- _WHAT TO DO_
Reproduce each line exactly, including spacing and punctuation.

··· PROVIDED RECORDS

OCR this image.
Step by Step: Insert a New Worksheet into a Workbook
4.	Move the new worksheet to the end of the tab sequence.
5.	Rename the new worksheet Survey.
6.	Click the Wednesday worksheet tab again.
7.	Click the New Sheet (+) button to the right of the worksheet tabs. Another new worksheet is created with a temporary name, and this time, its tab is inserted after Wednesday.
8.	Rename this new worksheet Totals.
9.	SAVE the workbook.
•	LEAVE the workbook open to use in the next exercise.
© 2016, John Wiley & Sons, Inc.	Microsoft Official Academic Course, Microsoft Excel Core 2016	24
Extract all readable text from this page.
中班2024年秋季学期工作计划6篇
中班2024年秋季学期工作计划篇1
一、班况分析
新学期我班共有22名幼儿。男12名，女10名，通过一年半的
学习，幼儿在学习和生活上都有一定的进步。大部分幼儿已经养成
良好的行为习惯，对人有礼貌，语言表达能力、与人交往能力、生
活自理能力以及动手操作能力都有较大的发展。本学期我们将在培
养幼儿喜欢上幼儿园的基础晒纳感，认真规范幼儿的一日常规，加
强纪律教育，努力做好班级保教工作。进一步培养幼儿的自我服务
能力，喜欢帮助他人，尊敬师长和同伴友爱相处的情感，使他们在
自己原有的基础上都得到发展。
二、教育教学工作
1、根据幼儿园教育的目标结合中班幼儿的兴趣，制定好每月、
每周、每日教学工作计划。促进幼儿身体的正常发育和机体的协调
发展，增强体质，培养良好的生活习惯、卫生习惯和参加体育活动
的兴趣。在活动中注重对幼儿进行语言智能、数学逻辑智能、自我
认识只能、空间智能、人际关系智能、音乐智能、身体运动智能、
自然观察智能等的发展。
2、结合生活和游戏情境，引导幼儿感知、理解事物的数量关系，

······

- _SOLUTION_
OCR this image.
Step by Step: Insert a New Worksheet into a Workbook
4.	Move the new worksheet to the end of the tab sequence.
5.	Rename the new worksheet Survey.
6.	Click the Wednesday worksheet tab again.
7.	Click the New Sheet (+) button to the right of the worksheet tabs. Another new worksheet is created with a temporary name, and this time, its tab is inserted after Wednesday.
8.	Rename this new worksheet Totals.
9.	SAVE the workbook.
•	LEAVE the workbook open to use in the next exercise.
© 2016, John Wiley & Sons, Inc.	Microsoft Official Academic Course, Microsoft Excel Core 2016	24
Extract all readable text from this page.
中班2024年秋季学期工作计划6篇
中班2024年秋季学期工作计划篇1
一、班况分析
新学期我班共有22名幼儿。男12名，女10名，通过一年半的
学习，幼儿在学习和生活上都有一定的进步。大部分幼儿已经养成
良好的行为习惯，对人有礼貌，语言表达能力、与人交往能力、生
活自理能力以及动手操作能力都有较大的发展。本学期我们将在培
养幼儿喜欢上幼儿园的基础晒纳感，认真规范幼儿的一日常规，加
强纪律教育，努力做好班级保教工作。进一步培养幼儿的自我服务
能力，喜欢帮助他人，尊敬师长和同伴友爱相处的情感，使他们在
自己原有的基础上都得到发展。
二、教育教学工作
1、根据幼儿园教育的目标结合中班幼儿的兴趣，制定好每月、
每周、每日教学工作计划。促进幼儿身体的正常发育和机体的协调
发展，增强体质，培养良好的生活习惯、卫生习惯和参加体育活动
的兴趣。在活动中注重对幼儿进行语言智能、数学逻辑智能、自我
认识只能、空间智能、人际关系智能、音乐智能、身体运动智能、
自然观察智能等的发展。
2、结合生活和游戏情境，引导幼儿感知、理解事物的数量关系，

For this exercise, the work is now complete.